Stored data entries
= = =
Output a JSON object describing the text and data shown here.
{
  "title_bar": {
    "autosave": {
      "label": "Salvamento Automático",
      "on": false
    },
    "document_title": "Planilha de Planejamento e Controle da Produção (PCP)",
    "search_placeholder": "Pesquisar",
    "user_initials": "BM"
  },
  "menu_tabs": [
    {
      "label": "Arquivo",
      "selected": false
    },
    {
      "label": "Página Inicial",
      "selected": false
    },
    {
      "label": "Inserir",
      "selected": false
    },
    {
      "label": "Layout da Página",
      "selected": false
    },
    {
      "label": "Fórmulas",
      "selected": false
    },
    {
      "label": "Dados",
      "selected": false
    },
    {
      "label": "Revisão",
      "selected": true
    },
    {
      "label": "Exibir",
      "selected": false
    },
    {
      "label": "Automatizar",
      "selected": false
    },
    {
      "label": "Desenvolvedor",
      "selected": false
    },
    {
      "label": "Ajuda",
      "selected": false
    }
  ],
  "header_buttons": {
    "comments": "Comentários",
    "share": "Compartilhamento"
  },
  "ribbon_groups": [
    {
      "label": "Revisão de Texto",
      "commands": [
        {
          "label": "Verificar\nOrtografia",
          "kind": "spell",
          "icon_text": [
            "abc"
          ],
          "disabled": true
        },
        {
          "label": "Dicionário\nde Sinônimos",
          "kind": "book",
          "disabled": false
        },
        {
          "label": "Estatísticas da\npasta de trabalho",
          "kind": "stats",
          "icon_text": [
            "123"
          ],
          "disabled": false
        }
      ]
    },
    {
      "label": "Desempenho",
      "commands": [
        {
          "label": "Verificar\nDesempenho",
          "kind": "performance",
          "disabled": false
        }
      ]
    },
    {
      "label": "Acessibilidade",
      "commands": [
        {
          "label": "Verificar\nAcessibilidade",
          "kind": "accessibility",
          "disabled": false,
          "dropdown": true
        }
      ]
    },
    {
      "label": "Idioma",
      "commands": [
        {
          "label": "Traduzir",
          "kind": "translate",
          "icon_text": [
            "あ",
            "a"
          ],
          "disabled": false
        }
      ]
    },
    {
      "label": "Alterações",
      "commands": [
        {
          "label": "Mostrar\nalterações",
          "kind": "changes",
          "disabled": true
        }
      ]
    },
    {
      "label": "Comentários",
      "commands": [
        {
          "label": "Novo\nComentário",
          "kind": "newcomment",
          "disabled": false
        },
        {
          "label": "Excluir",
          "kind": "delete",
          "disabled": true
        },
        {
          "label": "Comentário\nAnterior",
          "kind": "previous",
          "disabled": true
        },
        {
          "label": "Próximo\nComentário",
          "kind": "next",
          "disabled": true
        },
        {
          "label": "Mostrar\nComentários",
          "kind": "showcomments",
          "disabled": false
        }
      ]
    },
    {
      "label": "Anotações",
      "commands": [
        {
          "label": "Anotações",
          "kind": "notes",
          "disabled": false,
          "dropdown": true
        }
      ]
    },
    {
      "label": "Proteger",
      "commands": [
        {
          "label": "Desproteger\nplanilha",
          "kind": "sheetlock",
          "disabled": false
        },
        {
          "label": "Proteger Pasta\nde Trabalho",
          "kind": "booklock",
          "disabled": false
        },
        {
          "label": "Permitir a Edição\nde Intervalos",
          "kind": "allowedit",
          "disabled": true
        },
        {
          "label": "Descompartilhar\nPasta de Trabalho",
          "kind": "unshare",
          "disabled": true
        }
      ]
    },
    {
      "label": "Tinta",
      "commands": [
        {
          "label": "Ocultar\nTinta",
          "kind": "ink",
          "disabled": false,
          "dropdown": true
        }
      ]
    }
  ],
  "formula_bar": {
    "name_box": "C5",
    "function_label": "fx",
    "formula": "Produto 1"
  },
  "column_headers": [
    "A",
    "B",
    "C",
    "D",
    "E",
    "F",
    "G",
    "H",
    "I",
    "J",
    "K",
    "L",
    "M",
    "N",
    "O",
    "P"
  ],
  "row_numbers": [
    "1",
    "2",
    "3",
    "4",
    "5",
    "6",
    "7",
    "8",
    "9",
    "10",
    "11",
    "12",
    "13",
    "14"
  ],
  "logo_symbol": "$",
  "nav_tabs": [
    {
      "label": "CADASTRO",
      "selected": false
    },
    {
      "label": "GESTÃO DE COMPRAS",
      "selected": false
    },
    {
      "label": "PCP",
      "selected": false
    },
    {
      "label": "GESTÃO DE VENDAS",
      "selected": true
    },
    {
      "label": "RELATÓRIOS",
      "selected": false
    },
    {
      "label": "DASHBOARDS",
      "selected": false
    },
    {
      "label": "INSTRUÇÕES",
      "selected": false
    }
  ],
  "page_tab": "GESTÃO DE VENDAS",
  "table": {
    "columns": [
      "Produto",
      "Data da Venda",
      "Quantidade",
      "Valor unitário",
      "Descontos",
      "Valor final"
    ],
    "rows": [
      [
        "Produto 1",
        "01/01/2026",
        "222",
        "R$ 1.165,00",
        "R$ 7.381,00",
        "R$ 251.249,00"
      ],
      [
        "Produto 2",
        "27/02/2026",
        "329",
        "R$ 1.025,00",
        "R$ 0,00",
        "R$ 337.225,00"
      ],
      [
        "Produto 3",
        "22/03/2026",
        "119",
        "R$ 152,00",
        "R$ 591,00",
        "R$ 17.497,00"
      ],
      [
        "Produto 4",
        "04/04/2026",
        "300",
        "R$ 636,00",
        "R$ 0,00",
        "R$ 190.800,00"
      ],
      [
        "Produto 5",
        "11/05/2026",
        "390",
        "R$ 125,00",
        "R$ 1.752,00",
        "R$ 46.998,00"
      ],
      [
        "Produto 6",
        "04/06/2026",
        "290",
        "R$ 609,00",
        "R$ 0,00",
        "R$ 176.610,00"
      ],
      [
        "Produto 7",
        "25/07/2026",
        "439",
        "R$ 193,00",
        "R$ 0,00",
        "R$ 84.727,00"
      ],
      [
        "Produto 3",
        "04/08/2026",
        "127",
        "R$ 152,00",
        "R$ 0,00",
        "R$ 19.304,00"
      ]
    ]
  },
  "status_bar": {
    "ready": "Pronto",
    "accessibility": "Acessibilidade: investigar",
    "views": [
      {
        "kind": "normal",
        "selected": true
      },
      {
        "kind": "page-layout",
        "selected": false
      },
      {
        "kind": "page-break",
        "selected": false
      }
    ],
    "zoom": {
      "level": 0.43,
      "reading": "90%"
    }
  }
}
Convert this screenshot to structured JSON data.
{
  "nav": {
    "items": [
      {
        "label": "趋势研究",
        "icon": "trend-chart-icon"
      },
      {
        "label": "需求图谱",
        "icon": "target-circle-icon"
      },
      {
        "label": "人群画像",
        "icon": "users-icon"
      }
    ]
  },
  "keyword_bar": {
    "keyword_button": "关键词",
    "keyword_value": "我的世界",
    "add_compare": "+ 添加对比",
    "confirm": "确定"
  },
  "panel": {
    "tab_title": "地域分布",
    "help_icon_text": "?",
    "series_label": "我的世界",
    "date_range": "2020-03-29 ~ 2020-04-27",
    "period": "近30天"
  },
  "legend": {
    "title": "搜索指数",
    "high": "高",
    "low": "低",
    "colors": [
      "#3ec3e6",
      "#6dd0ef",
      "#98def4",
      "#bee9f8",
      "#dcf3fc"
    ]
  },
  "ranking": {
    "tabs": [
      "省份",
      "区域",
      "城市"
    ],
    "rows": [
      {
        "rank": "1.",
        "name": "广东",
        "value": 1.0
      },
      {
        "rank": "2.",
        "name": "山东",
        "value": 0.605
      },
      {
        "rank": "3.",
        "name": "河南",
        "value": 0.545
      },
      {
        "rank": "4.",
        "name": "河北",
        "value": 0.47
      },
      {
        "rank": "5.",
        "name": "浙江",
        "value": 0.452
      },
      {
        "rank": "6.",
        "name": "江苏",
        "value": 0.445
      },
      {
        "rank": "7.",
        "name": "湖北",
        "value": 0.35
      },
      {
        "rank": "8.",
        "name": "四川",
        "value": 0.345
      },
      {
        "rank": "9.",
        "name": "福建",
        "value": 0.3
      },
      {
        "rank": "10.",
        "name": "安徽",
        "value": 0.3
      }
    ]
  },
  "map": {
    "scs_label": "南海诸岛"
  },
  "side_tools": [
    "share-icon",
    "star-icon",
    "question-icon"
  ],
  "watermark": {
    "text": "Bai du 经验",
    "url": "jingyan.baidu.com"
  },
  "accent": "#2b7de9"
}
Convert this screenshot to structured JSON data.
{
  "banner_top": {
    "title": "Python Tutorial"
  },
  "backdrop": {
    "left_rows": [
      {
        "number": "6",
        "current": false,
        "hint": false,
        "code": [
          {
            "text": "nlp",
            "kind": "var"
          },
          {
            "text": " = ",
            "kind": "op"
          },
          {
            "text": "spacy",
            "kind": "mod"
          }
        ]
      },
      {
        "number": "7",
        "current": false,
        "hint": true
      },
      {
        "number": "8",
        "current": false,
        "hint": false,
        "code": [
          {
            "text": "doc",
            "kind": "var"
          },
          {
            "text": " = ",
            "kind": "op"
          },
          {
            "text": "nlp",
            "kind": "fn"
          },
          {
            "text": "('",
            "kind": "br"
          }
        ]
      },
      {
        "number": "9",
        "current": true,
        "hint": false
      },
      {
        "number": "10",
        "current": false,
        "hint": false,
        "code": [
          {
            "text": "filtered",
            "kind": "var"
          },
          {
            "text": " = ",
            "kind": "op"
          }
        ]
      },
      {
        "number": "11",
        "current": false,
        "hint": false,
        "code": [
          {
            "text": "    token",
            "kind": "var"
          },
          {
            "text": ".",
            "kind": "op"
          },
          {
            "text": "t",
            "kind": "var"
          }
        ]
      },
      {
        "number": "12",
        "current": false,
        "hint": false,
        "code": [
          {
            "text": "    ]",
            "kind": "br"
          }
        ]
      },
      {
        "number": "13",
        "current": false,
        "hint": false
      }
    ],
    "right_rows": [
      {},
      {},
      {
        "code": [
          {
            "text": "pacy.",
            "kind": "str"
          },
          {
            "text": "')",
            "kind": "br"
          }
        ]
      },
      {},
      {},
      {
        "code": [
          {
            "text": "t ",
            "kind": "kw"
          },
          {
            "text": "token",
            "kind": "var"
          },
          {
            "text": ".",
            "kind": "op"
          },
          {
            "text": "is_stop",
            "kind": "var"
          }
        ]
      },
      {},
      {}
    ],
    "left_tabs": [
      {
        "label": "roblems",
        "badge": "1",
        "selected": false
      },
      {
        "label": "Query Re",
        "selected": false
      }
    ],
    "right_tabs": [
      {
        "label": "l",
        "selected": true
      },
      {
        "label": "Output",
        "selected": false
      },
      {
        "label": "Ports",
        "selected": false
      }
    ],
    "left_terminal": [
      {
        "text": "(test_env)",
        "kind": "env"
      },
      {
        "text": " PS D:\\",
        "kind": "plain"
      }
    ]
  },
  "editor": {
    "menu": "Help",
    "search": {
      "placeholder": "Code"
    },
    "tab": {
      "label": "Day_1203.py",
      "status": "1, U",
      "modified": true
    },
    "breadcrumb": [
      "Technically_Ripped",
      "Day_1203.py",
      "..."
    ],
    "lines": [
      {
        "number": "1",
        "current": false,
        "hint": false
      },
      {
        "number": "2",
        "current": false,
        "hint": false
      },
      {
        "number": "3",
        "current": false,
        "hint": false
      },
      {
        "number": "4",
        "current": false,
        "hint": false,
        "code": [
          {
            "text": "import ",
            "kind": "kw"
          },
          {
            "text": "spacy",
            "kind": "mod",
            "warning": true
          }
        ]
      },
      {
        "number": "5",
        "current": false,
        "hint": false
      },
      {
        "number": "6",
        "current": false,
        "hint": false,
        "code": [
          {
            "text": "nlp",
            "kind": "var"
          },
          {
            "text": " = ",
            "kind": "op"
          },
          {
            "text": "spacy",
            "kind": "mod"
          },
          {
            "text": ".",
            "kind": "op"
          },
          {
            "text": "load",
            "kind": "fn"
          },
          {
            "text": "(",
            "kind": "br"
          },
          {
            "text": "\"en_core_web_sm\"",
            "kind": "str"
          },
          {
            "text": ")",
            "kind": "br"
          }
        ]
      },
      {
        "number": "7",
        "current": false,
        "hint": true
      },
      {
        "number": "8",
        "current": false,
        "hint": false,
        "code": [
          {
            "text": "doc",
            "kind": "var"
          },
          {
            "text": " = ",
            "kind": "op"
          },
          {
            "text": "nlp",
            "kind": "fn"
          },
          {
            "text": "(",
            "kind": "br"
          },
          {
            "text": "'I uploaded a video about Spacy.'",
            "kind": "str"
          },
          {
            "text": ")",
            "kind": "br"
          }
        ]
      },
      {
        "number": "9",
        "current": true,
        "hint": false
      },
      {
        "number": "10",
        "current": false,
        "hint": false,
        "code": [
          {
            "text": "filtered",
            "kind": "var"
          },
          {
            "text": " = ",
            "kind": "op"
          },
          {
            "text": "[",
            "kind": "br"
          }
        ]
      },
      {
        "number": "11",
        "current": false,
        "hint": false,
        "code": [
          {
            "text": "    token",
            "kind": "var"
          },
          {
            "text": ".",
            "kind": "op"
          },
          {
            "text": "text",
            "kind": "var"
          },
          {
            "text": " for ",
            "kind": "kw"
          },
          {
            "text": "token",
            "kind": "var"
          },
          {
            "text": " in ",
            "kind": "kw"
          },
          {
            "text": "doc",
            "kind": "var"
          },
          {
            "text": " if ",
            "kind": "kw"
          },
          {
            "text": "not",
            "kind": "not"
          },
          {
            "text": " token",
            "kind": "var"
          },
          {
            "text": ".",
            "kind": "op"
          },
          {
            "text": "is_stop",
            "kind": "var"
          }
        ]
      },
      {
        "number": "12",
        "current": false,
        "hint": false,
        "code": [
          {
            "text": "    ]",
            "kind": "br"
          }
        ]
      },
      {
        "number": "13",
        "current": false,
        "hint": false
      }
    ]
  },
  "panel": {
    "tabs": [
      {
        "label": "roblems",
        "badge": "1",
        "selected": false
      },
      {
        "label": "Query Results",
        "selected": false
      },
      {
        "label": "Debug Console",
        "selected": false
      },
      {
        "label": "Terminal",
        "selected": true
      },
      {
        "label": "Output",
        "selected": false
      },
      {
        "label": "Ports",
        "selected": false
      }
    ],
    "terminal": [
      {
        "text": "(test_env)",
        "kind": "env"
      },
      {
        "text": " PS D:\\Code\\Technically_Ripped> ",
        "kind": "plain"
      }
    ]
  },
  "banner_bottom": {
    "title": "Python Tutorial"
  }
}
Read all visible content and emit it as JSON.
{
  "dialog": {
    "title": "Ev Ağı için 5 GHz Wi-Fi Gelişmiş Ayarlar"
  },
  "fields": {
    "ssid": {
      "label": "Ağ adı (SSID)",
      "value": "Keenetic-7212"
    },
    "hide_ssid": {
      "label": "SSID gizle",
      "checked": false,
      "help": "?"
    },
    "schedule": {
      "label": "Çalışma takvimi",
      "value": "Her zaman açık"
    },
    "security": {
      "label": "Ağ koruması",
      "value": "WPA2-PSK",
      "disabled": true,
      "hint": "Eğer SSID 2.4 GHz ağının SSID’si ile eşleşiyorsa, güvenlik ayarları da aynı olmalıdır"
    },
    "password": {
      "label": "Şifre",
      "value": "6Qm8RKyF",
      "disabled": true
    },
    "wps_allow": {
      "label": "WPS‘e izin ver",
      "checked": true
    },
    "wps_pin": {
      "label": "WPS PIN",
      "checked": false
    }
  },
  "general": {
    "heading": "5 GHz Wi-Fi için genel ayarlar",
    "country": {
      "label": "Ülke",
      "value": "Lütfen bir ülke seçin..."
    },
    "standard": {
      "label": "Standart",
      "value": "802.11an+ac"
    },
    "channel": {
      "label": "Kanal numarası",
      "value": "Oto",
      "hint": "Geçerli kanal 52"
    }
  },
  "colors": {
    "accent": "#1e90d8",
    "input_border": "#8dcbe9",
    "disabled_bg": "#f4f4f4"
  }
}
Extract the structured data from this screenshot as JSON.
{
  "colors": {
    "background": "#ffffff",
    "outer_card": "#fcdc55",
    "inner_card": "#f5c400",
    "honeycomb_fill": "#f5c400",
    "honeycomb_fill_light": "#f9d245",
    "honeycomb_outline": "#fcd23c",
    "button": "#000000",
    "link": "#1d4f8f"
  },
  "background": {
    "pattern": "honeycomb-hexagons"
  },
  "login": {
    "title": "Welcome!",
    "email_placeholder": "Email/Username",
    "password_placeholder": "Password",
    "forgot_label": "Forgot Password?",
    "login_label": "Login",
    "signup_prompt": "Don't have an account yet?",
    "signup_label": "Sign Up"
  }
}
= = =
OBJECTIVE -> From the entries, copy out each line containing the word "accessibility".

CORRECT ANSWER ->
          "kind": "accessibility",
    "accessibility": "Acessibilidade: investigar",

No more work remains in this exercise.